>> START Given information

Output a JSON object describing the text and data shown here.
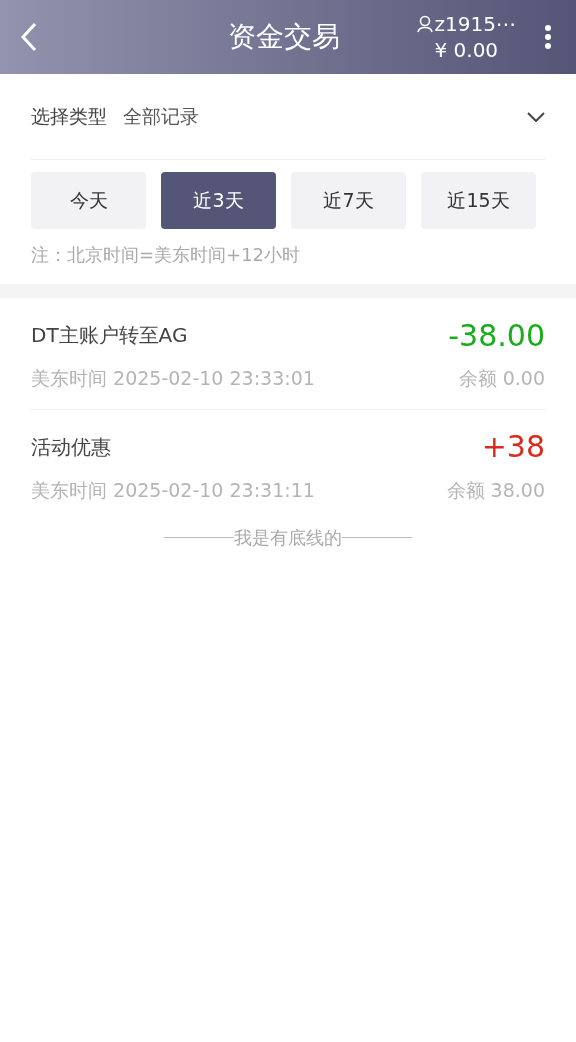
{
  "header": {
    "title": "资金交易",
    "username": "z1915⋯",
    "balance": "¥ 0.00"
  },
  "filter": {
    "label": "选择类型",
    "value": "全部记录"
  },
  "ranges": [
    {
      "label": "今天",
      "selected": false
    },
    {
      "label": "近3天",
      "selected": true
    },
    {
      "label": "近7天",
      "selected": false
    },
    {
      "label": "近15天",
      "selected": false
    }
  ],
  "note": "注：北京时间=美东时间+12小时",
  "transactions": [
    {
      "title": "DT主账户转至AG",
      "amount": "-38.00",
      "kind": "debit",
      "time": "美东时间 2025-02-10 23:33:01",
      "balance": "余额 0.00"
    },
    {
      "title": "活动优惠",
      "amount": "+38",
      "kind": "credit",
      "time": "美东时间 2025-02-10 23:31:11",
      "balance": "余额 38.00"
    }
  ],
  "end_text": "我是有底线的"
}
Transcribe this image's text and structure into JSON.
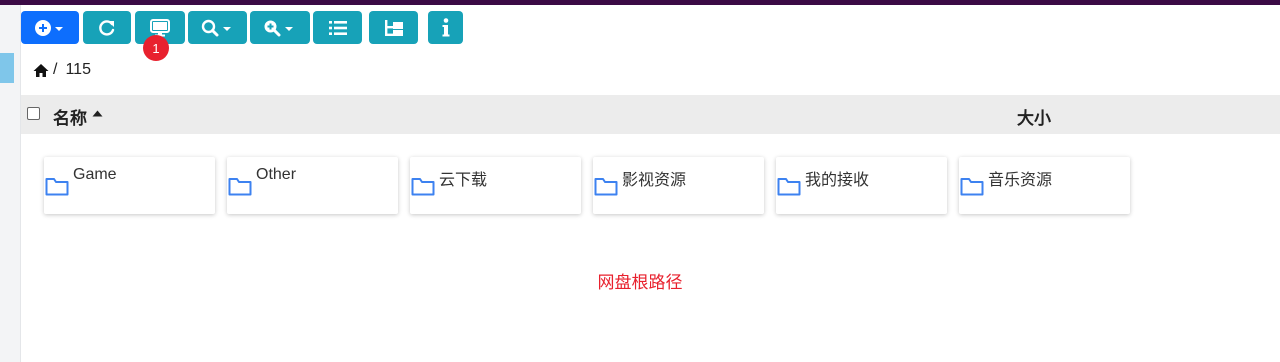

>> END Given information

**Requirement:**
Return the lines of the records that include the string "美东时间".

**Worked answer:**
  "note": "注：北京时间=美东时间+12小时",
      "time": "美东时间 2025-02-10 23:33:01",
      "time": "美东时间 2025-02-10 23:31:11",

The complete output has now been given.